### Stored records

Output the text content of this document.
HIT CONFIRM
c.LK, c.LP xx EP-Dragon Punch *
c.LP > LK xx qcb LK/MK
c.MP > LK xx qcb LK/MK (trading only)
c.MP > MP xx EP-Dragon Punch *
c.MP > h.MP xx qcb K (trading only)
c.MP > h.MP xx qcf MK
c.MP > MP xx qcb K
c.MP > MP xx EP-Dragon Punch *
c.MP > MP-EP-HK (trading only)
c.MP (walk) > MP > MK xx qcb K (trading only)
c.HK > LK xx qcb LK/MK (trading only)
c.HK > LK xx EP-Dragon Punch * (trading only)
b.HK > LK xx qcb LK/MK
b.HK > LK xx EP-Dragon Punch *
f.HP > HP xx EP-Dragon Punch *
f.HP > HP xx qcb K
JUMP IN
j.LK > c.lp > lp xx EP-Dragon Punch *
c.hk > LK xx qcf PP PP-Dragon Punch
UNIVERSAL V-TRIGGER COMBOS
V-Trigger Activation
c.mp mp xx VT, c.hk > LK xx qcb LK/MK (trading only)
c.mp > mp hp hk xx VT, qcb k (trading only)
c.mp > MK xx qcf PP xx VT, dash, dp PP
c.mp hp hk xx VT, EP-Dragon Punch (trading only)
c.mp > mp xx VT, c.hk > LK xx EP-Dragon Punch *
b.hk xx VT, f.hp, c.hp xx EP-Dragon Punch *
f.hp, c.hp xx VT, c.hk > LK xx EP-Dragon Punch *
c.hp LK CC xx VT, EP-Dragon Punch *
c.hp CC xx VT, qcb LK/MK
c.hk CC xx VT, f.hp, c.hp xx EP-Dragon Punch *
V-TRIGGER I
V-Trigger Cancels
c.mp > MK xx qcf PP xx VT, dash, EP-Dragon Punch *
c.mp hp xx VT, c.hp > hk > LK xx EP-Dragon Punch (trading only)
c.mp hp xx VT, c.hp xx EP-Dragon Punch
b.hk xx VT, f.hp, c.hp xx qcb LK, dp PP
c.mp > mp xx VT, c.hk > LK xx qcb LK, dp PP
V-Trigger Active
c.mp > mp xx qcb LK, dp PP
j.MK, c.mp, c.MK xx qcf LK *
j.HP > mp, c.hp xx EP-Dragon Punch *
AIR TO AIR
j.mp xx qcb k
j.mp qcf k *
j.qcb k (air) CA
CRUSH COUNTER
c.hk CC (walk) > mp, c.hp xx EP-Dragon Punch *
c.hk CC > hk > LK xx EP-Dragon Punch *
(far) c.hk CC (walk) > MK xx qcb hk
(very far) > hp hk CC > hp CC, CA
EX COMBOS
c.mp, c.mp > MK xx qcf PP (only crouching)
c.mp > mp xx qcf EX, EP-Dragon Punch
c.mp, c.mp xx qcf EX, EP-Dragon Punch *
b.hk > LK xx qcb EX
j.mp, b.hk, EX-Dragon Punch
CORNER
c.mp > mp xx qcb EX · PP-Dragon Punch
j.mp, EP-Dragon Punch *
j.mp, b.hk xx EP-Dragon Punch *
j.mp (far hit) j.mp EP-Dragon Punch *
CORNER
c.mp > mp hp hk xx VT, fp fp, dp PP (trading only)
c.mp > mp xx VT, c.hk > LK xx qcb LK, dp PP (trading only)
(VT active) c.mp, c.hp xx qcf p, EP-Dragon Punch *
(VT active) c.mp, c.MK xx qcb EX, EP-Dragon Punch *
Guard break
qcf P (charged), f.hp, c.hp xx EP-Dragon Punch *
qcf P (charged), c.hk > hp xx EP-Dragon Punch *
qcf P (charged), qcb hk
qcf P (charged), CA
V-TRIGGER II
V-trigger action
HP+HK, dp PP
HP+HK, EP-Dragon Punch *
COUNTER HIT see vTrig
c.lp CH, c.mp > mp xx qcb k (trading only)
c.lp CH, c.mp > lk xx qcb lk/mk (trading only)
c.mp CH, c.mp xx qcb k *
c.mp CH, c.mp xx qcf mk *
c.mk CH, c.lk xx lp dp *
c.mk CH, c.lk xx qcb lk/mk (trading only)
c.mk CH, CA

### Task details
In the records above, collect each line with "COMBOS".

### Exercise response
UNIVERSAL V-TRIGGER COMBOS
EX COMBOS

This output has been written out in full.